(Short task) The records are to be restated in their entirety, word for word.

(Data rows)
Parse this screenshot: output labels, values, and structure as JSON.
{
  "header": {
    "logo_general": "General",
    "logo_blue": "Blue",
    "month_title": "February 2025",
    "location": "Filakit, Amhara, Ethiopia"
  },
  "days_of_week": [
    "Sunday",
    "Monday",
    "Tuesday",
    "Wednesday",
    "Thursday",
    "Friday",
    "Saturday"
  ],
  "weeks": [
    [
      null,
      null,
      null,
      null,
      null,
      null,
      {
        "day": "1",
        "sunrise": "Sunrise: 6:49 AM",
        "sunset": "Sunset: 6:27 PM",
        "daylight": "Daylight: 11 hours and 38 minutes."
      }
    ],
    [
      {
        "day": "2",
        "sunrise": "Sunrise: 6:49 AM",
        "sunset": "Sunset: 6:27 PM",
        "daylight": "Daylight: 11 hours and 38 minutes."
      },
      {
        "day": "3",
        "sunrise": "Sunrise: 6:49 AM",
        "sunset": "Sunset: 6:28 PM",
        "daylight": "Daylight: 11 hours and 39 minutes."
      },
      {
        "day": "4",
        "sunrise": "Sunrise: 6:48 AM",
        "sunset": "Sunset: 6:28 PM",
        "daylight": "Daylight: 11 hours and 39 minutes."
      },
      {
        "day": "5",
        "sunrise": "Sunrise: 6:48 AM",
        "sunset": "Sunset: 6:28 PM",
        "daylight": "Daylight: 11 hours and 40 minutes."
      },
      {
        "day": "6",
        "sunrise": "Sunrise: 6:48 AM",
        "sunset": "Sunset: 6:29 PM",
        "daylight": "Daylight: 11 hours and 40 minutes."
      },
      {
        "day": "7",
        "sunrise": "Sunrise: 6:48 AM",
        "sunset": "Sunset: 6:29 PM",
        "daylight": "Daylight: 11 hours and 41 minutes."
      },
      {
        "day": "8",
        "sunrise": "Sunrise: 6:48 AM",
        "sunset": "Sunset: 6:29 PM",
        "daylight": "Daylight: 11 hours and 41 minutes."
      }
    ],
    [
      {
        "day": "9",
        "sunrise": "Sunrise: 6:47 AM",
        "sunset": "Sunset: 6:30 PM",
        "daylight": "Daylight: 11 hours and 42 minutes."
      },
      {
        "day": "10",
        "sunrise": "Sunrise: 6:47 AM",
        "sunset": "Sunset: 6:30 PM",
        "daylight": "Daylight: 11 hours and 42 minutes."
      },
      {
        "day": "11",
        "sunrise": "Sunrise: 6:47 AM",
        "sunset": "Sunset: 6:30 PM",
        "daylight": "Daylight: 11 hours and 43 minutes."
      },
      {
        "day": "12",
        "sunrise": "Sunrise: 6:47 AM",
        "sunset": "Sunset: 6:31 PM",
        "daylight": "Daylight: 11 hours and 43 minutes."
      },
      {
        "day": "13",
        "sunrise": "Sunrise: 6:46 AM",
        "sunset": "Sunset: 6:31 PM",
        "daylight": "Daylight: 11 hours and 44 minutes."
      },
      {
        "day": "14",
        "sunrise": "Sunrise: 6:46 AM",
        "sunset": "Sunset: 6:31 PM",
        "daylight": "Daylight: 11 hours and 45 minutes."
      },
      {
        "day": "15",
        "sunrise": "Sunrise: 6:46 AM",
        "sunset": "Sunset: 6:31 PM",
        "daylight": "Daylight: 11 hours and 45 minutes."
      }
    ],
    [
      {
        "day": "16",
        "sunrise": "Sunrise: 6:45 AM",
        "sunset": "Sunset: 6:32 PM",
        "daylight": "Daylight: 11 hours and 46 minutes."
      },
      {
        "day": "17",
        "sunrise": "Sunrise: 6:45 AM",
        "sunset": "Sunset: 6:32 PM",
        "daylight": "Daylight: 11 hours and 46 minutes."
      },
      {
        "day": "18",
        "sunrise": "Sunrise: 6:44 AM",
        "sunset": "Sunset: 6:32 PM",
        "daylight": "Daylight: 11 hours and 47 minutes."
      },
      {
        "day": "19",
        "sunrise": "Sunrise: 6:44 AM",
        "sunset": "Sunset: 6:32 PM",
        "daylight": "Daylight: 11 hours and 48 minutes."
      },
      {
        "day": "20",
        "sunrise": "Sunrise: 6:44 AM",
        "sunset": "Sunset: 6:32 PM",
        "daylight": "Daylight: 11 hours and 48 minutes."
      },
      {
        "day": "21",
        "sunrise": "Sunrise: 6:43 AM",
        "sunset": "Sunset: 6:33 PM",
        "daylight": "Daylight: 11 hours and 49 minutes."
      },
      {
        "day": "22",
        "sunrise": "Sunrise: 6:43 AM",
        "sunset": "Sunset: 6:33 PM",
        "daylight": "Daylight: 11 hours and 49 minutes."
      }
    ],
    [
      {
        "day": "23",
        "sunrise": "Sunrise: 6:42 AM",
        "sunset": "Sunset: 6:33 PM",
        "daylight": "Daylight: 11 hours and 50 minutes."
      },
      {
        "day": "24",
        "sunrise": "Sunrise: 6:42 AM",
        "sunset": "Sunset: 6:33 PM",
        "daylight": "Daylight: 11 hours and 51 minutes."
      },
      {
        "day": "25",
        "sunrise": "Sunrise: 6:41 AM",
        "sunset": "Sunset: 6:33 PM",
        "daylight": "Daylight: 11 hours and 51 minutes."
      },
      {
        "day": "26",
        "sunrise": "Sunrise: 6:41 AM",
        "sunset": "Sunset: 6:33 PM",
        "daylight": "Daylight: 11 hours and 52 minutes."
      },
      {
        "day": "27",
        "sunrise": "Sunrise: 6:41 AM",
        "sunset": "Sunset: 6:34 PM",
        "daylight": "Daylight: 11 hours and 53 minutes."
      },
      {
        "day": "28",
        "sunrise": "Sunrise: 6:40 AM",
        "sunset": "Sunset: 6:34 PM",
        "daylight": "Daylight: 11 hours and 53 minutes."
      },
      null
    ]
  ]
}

(Exercise result)
Parse this screenshot: output labels, values, and structure as JSON.
{
  "header": {
    "logo_general": "General",
    "logo_blue": "Blue",
    "month_title": "February 2025",
    "location": "Filakit, Amhara, Ethiopia"
  },
  "days_of_week": [
    "Sunday",
    "Monday",
    "Tuesday",
    "Wednesday",
    "Thursday",
    "Friday",
    "Saturday"
  ],
  "weeks": [
    [
      null,
      null,
      null,
      null,
      null,
      null,
      {
        "day": "1",
        "sunrise": "Sunrise: 6:49 AM",
        "sunset": "Sunset: 6:27 PM",
        "daylight": "Daylight: 11 hours and 38 minutes."
      }
    ],
    [
      {
        "day": "2",
        "sunrise": "Sunrise: 6:49 AM",
        "sunset": "Sunset: 6:27 PM",
        "daylight": "Daylight: 11 hours and 38 minutes."
      },
      {
        "day": "3",
        "sunrise": "Sunrise: 6:49 AM",
        "sunset": "Sunset: 6:28 PM",
        "daylight": "Daylight: 11 hours and 39 minutes."
      },
      {
        "day": "4",
        "sunrise": "Sunrise: 6:48 AM",
        "sunset": "Sunset: 6:28 PM",
        "daylight": "Daylight: 11 hours and 39 minutes."
      },
      {
        "day": "5",
        "sunrise": "Sunrise: 6:48 AM",
        "sunset": "Sunset: 6:28 PM",
        "daylight": "Daylight: 11 hours and 40 minutes."
      },
      {
        "day": "6",
        "sunrise": "Sunrise: 6:48 AM",
        "sunset": "Sunset: 6:29 PM",
        "daylight": "Daylight: 11 hours and 40 minutes."
      },
      {
        "day": "7",
        "sunrise": "Sunrise: 6:48 AM",
        "sunset": "Sunset: 6:29 PM",
        "daylight": "Daylight: 11 hours and 41 minutes."
      },
      {
        "day": "8",
        "sunrise": "Sunrise: 6:48 AM",
        "sunset": "Sunset: 6:29 PM",
        "daylight": "Daylight: 11 hours and 41 minutes."
      }
    ],
    [
      {
        "day": "9",
        "sunrise": "Sunrise: 6:47 AM",
        "sunset": "Sunset: 6:30 PM",
        "daylight": "Daylight: 11 hours and 42 minutes."
      },
      {
        "day": "10",
        "sunrise": "Sunrise: 6:47 AM",
        "sunset": "Sunset: 6:30 PM",
        "daylight": "Daylight: 11 hours and 42 minutes."
      },
      {
        "day": "11",
        "sunrise": "Sunrise: 6:47 AM",
        "sunset": "Sunset: 6:30 PM",
        "daylight": "Daylight: 11 hours and 43 minutes."
      },
      {
        "day": "12",
        "sunrise": "Sunrise: 6:47 AM",
        "sunset": "Sunset: 6:31 PM",
        "daylight": "Daylight: 11 hours and 43 minutes."
      },
      {
        "day": "13",
        "sunrise": "Sunrise: 6:46 AM",
        "sunset": "Sunset: 6:31 PM",
        "daylight": "Daylight: 11 hours and 44 minutes."
      },
      {
        "day": "14",
        "sunrise": "Sunrise: 6:46 AM",
        "sunset": "Sunset: 6:31 PM",
        "daylight": "Daylight: 11 hours and 45 minutes."
      },
      {
        "day": "15",
        "sunrise": "Sunrise: 6:46 AM",
        "sunset": "Sunset: 6:31 PM",
        "daylight": "Daylight: 11 hours and 45 minutes."
      }
    ],
    [
      {
        "day": "16",
        "sunrise": "Sunrise: 6:45 AM",
        "sunset": "Sunset: 6:32 PM",
        "daylight": "Daylight: 11 hours and 46 minutes."
      },
      {
        "day": "17",
        "sunrise": "Sunrise: 6:45 AM",
        "sunset": "Sunset: 6:32 PM",
        "daylight": "Daylight: 11 hours and 46 minutes."
      },
      {
        "day": "18",
        "sunrise": "Sunrise: 6:44 AM",
        "sunset": "Sunset: 6:32 PM",
        "daylight": "Daylight: 11 hours and 47 minutes."
      },
      {
        "day": "19",
        "sunrise": "Sunrise: 6:44 AM",
        "sunset": "Sunset: 6:32 PM",
        "daylight": "Daylight: 11 hours and 48 minutes."
      },
      {
        "day": "20",
        "sunrise": "Sunrise: 6:44 AM",
        "sunset": "Sunset: 6:32 PM",
        "daylight": "Daylight: 11 hours and 48 minutes."
      },
      {
        "day": "21",
        "sunrise": "Sunrise: 6:43 AM",
        "sunset": "Sunset: 6:33 PM",
        "daylight": "Daylight: 11 hours and 49 minutes."
      },
      {
        "day": "22",
        "sunrise": "Sunrise: 6:43 AM",
        "sunset": "Sunset: 6:33 PM",
        "daylight": "Daylight: 11 hours and 49 minutes."
      }
    ],
    [
      {
        "day": "23",
        "sunrise": "Sunrise: 6:42 AM",
        "sunset": "Sunset: 6:33 PM",
        "daylight": "Daylight: 11 hours and 50 minutes."
      },
      {
        "day": "24",
        "sunrise": "Sunrise: 6:42 AM",
        "sunset": "Sunset: 6:33 PM",
        "daylight": "Daylight: 11 hours and 51 minutes."
      },
      {
        "day": "25",
        "sunrise": "Sunrise: 6:41 AM",
        "sunset": "Sunset: 6:33 PM",
        "daylight": "Daylight: 11 hours and 51 minutes."
      },
      {
        "day": "26",
        "sunrise": "Sunrise: 6:41 AM",
        "sunset": "Sunset: 6:33 PM",
        "daylight": "Daylight: 11 hours and 52 minutes."
      },
      {
        "day": "27",
        "sunrise": "Sunrise: 6:41 AM",
        "sunset": "Sunset: 6:34 PM",
        "daylight": "Daylight: 11 hours and 53 minutes."
      },
      {
        "day": "28",
        "sunrise": "Sunrise: 6:40 AM",
        "sunset": "Sunset: 6:34 PM",
        "daylight": "Daylight: 11 hours and 53 minutes."
      },
      null
    ]
  ]
}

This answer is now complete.